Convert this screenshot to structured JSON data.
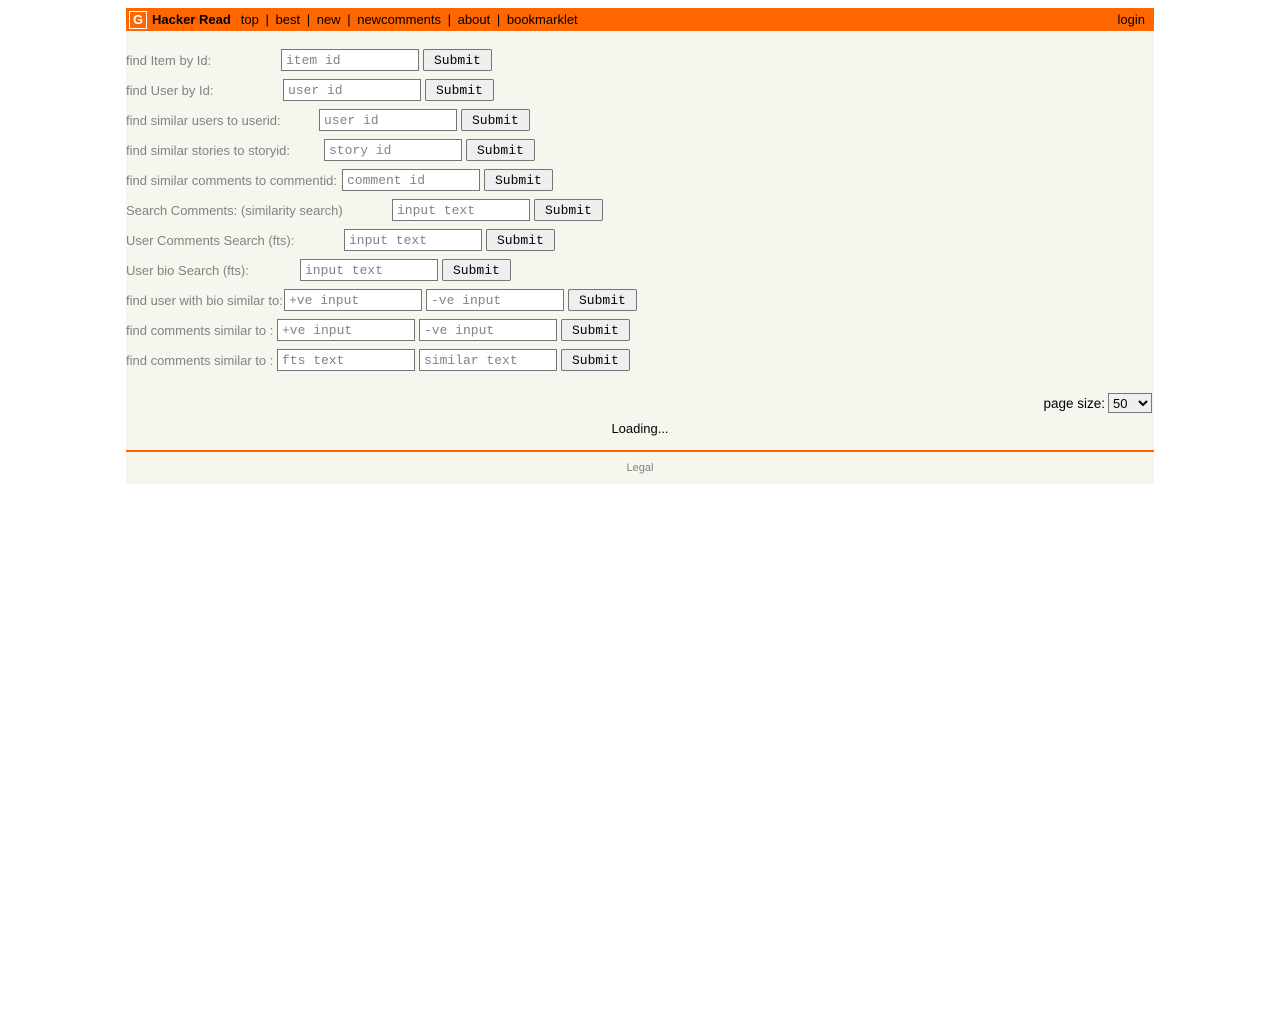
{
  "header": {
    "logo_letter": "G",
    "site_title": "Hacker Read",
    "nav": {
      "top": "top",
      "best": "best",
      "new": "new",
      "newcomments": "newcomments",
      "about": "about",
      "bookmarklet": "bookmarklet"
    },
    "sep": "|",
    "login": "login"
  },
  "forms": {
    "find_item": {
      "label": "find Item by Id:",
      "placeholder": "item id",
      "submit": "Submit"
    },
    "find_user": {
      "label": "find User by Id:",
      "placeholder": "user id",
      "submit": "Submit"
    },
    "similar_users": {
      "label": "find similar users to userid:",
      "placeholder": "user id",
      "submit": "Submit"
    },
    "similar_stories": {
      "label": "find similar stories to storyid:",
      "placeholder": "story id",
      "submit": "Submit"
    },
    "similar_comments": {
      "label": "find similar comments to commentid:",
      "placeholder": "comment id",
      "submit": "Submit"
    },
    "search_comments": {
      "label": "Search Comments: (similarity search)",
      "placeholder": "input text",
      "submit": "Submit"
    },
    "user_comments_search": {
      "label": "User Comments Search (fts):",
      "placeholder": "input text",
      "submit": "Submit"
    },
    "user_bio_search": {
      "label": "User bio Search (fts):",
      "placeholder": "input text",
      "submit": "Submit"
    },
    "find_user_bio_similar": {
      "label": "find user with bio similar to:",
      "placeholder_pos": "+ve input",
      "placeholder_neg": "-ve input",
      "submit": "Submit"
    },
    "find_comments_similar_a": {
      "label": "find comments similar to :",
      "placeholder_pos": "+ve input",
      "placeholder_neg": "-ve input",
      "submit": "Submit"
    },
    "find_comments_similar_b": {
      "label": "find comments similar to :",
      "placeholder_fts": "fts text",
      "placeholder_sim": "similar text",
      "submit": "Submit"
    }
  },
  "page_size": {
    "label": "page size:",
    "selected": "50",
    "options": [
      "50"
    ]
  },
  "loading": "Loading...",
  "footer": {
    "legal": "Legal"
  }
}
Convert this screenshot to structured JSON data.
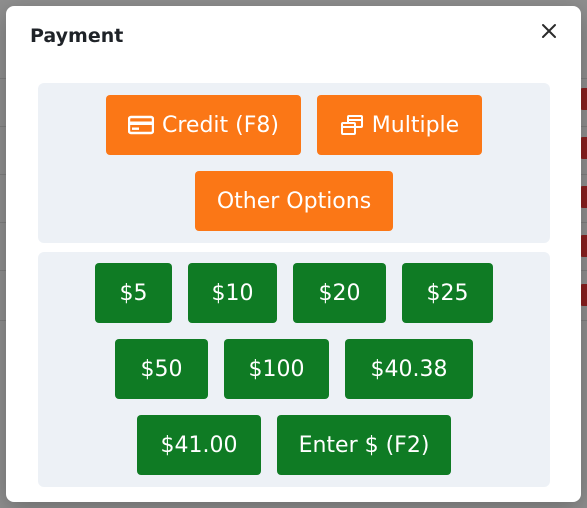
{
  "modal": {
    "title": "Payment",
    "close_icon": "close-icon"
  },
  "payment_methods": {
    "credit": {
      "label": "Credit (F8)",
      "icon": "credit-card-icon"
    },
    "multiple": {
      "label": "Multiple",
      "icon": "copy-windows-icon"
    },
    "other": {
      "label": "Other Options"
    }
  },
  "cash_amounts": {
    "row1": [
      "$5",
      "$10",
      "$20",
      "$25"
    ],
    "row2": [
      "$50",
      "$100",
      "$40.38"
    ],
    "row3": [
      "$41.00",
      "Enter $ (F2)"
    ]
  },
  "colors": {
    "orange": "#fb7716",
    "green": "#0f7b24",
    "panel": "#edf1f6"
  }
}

Aim -> Leave the images out, please, and restate each line word for word.

Solution to the exercise ->
Convert this screenshot to structured JSON data.
{
  "header": {
    "logo_letter": "G",
    "site_title": "Hacker Read",
    "nav": {
      "top": "top",
      "best": "best",
      "new": "new",
      "newcomments": "newcomments",
      "about": "about",
      "bookmarklet": "bookmarklet"
    },
    "sep": "|",
    "login": "login"
  },
  "forms": {
    "find_item": {
      "label": "find Item by Id:",
      "placeholder": "item id",
      "submit": "Submit"
    },
    "find_user": {
      "label": "find User by Id:",
      "placeholder": "user id",
      "submit": "Submit"
    },
    "similar_users": {
      "label": "find similar users to userid:",
      "placeholder": "user id",
      "submit": "Submit"
    },
    "similar_stories": {
      "label": "find similar stories to storyid:",
      "placeholder": "story id",
      "submit": "Submit"
    },
    "similar_comments": {
      "label": "find similar comments to commentid:",
      "placeholder": "comment id",
      "submit": "Submit"
    },
    "search_comments": {
      "label": "Search Comments: (similarity search)",
      "placeholder": "input text",
      "submit": "Submit"
    },
    "user_comments_search": {
      "label": "User Comments Search (fts):",
      "placeholder": "input text",
      "submit": "Submit"
    },
    "user_bio_search": {
      "label": "User bio Search (fts):",
      "placeholder": "input text",
      "submit": "Submit"
    },
    "find_user_bio_similar": {
      "label": "find user with bio similar to:",
      "placeholder_pos": "+ve input",
      "placeholder_neg": "-ve input",
      "submit": "Submit"
    },
    "find_comments_similar_a": {
      "label": "find comments similar to :",
      "placeholder_pos": "+ve input",
      "placeholder_neg": "-ve input",
      "submit": "Submit"
    },
    "find_comments_similar_b": {
      "label": "find comments similar to :",
      "placeholder_fts": "fts text",
      "placeholder_sim": "similar text",
      "submit": "Submit"
    }
  },
  "page_size": {
    "label": "page size:",
    "selected": "50",
    "options": [
      "50"
    ]
  },
  "loading": "Loading...",
  "footer": {
    "legal": "Legal"
  }
}
Convert this screenshot to structured JSON data.
{
  "modal": {
    "title": "Payment",
    "close_icon": "close-icon"
  },
  "payment_methods": {
    "credit": {
      "label": "Credit (F8)",
      "icon": "credit-card-icon"
    },
    "multiple": {
      "label": "Multiple",
      "icon": "copy-windows-icon"
    },
    "other": {
      "label": "Other Options"
    }
  },
  "cash_amounts": {
    "row1": [
      "$5",
      "$10",
      "$20",
      "$25"
    ],
    "row2": [
      "$50",
      "$100",
      "$40.38"
    ],
    "row3": [
      "$41.00",
      "Enter $ (F2)"
    ]
  },
  "colors": {
    "orange": "#fb7716",
    "green": "#0f7b24",
    "panel": "#edf1f6"
  }
}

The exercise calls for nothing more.